▸ SOURCE MATERIAL:
/---

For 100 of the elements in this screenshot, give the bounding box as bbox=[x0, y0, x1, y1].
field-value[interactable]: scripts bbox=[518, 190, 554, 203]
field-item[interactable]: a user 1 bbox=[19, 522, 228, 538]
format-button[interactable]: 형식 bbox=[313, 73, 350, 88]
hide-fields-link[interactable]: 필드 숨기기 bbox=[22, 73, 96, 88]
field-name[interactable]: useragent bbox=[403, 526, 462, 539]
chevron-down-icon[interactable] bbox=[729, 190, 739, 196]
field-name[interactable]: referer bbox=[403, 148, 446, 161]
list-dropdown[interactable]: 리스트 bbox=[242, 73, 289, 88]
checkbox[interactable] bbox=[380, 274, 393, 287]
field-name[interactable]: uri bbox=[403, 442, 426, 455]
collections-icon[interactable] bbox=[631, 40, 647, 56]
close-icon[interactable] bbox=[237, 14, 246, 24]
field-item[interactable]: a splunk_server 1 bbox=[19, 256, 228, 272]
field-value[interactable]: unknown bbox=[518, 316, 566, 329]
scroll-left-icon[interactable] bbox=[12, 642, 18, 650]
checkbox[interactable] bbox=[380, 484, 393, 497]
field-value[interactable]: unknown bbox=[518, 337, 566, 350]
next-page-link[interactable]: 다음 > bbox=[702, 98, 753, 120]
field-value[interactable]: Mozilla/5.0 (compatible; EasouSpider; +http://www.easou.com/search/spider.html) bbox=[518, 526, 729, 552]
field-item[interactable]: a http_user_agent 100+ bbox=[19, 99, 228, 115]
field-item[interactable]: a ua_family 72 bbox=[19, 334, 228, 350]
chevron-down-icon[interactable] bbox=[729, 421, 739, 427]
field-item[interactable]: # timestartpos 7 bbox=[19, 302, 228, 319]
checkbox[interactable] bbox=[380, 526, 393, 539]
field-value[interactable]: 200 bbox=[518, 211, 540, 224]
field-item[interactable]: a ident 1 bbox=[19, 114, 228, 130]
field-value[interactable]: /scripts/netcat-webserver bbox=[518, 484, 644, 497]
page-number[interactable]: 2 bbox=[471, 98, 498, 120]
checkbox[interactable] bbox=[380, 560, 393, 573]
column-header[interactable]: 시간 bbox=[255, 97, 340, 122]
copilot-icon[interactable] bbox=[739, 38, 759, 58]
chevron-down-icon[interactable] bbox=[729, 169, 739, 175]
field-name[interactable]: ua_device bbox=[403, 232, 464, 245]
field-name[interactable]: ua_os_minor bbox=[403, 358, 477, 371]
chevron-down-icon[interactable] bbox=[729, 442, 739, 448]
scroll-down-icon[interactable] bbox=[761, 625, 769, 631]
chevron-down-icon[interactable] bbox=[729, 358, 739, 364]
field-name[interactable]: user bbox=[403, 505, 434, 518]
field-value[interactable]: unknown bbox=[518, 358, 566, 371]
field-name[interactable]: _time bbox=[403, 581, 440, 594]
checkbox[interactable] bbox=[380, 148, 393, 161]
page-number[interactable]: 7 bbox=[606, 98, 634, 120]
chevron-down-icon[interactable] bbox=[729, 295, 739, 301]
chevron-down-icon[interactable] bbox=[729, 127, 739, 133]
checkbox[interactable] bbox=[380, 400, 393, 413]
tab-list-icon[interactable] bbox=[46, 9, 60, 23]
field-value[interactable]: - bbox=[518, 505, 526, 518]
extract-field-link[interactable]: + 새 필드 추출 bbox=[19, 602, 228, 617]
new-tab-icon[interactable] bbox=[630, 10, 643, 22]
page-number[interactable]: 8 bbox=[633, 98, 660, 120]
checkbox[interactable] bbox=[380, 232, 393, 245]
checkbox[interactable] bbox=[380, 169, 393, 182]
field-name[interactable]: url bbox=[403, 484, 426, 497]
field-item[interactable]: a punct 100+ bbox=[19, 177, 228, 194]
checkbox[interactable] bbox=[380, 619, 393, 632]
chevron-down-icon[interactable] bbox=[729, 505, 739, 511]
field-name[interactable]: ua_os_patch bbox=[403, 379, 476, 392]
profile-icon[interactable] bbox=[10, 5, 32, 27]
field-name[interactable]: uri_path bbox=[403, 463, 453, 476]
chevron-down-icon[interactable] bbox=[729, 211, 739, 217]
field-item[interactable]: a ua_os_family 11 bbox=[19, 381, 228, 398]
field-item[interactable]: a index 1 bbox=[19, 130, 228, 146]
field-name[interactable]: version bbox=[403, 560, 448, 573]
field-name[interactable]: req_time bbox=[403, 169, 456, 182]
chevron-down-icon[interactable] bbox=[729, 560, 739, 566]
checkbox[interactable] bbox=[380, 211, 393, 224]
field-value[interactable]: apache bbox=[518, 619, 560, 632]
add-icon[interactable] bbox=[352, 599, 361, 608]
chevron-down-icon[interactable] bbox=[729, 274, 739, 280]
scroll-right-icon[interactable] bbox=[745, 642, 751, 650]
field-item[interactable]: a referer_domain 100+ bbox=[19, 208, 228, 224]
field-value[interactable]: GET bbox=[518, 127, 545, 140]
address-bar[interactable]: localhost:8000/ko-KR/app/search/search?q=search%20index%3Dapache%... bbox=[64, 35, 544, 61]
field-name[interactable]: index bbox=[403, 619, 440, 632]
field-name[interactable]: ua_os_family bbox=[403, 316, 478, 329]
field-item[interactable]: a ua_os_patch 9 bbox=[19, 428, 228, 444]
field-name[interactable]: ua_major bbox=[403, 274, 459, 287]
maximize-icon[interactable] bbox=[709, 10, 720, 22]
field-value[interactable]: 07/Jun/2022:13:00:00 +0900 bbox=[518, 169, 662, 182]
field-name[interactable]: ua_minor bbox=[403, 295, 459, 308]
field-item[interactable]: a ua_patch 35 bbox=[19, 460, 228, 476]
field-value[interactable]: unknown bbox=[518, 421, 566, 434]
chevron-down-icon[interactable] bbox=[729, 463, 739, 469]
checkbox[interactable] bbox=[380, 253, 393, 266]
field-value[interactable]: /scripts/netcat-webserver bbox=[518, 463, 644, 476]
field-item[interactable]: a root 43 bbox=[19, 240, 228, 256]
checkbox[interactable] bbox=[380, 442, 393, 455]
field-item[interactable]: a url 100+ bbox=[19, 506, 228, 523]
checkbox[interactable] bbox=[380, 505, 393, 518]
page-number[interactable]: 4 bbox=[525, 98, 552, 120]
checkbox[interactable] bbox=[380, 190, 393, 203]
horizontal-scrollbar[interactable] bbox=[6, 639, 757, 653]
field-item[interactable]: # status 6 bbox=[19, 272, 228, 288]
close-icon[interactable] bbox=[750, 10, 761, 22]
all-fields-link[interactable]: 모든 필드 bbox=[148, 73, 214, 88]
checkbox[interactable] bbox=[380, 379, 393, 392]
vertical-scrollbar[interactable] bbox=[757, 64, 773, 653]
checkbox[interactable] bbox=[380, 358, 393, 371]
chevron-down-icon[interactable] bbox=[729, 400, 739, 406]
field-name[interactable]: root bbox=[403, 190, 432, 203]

\---

▸ GOAL: Copy out the records above word for word, from the first line through the line containing "checkbox[interactable] bbox=[380, 484, 393, 497]".

▸ SOLUTION TO THIS PROBLEM:
For 100 of the elements in this screenshot, give the bounding box as bbox=[x0, y0, x1, y1].
field-value[interactable]: scripts bbox=[518, 190, 554, 203]
field-item[interactable]: a user 1 bbox=[19, 522, 228, 538]
format-button[interactable]: 형식 bbox=[313, 73, 350, 88]
hide-fields-link[interactable]: 필드 숨기기 bbox=[22, 73, 96, 88]
field-name[interactable]: useragent bbox=[403, 526, 462, 539]
chevron-down-icon[interactable] bbox=[729, 190, 739, 196]
field-name[interactable]: referer bbox=[403, 148, 446, 161]
list-dropdown[interactable]: 리스트 bbox=[242, 73, 289, 88]
checkbox[interactable] bbox=[380, 274, 393, 287]
field-name[interactable]: uri bbox=[403, 442, 426, 455]
collections-icon[interactable] bbox=[631, 40, 647, 56]
close-icon[interactable] bbox=[237, 14, 246, 24]
field-item[interactable]: a splunk_server 1 bbox=[19, 256, 228, 272]
field-value[interactable]: unknown bbox=[518, 316, 566, 329]
scroll-left-icon[interactable] bbox=[12, 642, 18, 650]
checkbox[interactable] bbox=[380, 484, 393, 497]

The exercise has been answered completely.